What the task asks: Format the lines from the top down to and including the line containing "The portable device 102 is at (207, 100)." as a JSON list of strings, one string per line, with blank lines left out.

Records supplied:
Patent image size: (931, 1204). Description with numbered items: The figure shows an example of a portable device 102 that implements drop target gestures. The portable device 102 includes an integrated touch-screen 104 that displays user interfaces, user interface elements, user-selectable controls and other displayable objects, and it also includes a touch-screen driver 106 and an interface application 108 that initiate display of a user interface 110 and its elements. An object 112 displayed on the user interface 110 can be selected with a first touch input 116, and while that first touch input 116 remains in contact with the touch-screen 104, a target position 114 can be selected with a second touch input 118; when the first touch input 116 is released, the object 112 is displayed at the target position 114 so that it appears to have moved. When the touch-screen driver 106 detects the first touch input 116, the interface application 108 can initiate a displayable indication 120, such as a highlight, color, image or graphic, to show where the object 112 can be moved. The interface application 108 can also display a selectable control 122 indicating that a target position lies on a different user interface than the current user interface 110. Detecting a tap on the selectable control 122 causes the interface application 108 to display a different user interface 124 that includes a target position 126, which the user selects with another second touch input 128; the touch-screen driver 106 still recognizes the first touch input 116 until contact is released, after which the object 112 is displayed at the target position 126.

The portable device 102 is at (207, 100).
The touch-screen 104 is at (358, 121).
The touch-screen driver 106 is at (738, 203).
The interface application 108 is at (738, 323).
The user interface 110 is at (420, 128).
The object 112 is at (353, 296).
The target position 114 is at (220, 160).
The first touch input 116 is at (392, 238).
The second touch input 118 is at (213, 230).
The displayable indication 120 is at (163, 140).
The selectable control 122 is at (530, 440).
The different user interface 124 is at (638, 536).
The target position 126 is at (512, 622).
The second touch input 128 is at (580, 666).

Exercise output:
[
  "Patent image size: (931, 1204). Description with numbered items: The figure shows an example of a portable device 102 that implements drop target gestures. The portable device 102 includes an integrated touch-screen 104 that displays user interfaces, user interface elements, user-selectable controls and other displayable objects, and it also includes a touch-screen driver 106 and an interface application 108 that initiate display of a user interface 110 and its elements. An object 112 displayed on the user interface 110 can be selected with a first touch input 116, and while that first touch input 116 remains in contact with the touch-screen 104, a target position 114 can be selected with a second touch input 118; when the first touch input 116 is released, the object 112 is displayed at the target position 114 so that it appears to have moved. When the touch-screen driver 106 detects the first touch input 116, the interface application 108 can initiate a displayable indication 120, such as a highlight, color, image or graphic, to show where the object 112 can be moved. The interface application 108 can also display a selectable control 122 indicating that a target position lies on a different user interface than the current user interface 110. Detecting a tap on the selectable control 122 causes the interface application 108 to display a different user interface 124 that includes a target position 126, which the user selects with another second touch input 128; the touch-screen driver 106 still recognizes the first touch input 116 until contact is released, after which the object 112 is displayed at the target position 126.",
  "The portable device 102 is at (207, 100)."
]